>>>
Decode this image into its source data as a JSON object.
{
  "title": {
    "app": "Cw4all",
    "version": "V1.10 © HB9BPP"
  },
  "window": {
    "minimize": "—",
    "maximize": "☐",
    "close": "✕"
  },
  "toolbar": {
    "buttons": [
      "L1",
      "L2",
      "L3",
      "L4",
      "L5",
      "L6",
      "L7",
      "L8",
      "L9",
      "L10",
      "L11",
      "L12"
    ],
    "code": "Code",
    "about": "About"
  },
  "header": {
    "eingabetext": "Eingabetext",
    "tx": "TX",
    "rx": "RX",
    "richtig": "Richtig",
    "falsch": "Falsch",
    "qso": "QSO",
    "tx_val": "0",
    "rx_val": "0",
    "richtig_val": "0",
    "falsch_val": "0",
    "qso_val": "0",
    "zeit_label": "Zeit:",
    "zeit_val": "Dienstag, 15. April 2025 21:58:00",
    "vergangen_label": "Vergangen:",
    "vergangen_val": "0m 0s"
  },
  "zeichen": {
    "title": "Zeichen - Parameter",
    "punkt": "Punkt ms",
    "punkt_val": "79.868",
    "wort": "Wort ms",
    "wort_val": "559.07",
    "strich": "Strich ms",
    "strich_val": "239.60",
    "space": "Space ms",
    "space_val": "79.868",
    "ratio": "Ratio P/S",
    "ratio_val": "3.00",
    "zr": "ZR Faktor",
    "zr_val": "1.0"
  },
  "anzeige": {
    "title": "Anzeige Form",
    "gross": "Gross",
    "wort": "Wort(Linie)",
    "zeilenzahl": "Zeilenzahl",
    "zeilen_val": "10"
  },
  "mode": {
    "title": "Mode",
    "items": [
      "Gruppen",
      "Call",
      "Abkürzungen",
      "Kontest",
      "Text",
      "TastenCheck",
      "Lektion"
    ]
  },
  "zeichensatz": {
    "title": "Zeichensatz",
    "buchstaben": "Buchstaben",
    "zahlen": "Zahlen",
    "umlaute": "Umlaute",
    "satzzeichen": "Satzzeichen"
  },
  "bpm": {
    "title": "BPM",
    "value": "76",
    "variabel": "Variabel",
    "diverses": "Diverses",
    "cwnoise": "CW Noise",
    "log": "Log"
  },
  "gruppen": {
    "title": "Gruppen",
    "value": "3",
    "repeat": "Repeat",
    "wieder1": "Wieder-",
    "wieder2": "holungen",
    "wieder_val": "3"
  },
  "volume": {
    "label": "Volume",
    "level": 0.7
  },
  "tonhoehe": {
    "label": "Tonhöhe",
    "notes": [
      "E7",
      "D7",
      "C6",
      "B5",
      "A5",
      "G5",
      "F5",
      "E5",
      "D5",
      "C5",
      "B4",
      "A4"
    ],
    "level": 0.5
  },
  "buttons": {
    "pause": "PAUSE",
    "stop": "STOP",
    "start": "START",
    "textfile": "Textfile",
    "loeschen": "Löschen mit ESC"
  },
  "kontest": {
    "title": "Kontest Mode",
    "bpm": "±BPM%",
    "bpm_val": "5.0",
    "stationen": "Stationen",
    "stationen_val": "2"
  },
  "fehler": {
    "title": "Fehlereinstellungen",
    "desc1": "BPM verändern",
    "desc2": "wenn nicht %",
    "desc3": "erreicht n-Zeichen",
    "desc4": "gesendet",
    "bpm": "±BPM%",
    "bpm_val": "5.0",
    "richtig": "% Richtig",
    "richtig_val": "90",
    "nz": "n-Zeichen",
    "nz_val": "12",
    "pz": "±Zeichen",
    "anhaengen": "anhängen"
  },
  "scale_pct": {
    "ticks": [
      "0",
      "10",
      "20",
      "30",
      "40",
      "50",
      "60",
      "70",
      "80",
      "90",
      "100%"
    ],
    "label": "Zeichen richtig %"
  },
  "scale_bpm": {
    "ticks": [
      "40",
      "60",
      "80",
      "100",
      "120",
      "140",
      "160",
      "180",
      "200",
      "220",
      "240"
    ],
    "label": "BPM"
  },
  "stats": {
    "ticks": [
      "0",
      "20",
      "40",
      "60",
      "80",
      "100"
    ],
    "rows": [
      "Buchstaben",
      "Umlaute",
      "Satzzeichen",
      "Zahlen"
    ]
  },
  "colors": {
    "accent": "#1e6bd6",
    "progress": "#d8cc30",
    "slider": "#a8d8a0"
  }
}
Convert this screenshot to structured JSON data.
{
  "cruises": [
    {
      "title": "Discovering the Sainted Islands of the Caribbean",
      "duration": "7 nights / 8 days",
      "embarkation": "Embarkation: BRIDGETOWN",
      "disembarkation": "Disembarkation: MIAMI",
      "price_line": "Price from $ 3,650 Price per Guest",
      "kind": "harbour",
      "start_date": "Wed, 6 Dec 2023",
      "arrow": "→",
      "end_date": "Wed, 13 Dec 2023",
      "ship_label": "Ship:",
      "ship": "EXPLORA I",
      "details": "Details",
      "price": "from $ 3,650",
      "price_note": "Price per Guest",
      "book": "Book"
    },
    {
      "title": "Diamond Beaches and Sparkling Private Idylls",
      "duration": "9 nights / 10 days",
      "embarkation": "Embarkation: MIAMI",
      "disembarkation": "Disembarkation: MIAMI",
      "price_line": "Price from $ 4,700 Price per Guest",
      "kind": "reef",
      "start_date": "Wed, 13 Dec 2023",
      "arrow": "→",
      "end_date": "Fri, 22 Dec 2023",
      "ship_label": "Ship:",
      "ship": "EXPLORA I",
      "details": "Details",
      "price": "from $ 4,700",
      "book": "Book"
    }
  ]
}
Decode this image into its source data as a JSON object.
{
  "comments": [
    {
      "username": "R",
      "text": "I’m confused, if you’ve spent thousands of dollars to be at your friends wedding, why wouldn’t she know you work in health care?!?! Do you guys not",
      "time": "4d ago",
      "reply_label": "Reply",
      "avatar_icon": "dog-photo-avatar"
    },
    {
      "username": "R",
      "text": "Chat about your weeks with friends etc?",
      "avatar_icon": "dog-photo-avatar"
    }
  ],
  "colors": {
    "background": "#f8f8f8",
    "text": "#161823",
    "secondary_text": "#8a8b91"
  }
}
<<<
Task instructions → Pull every line containing "about" from the material above.

Full output →
    "about": "About"
      "text": "Chat about your weeks with friends etc?",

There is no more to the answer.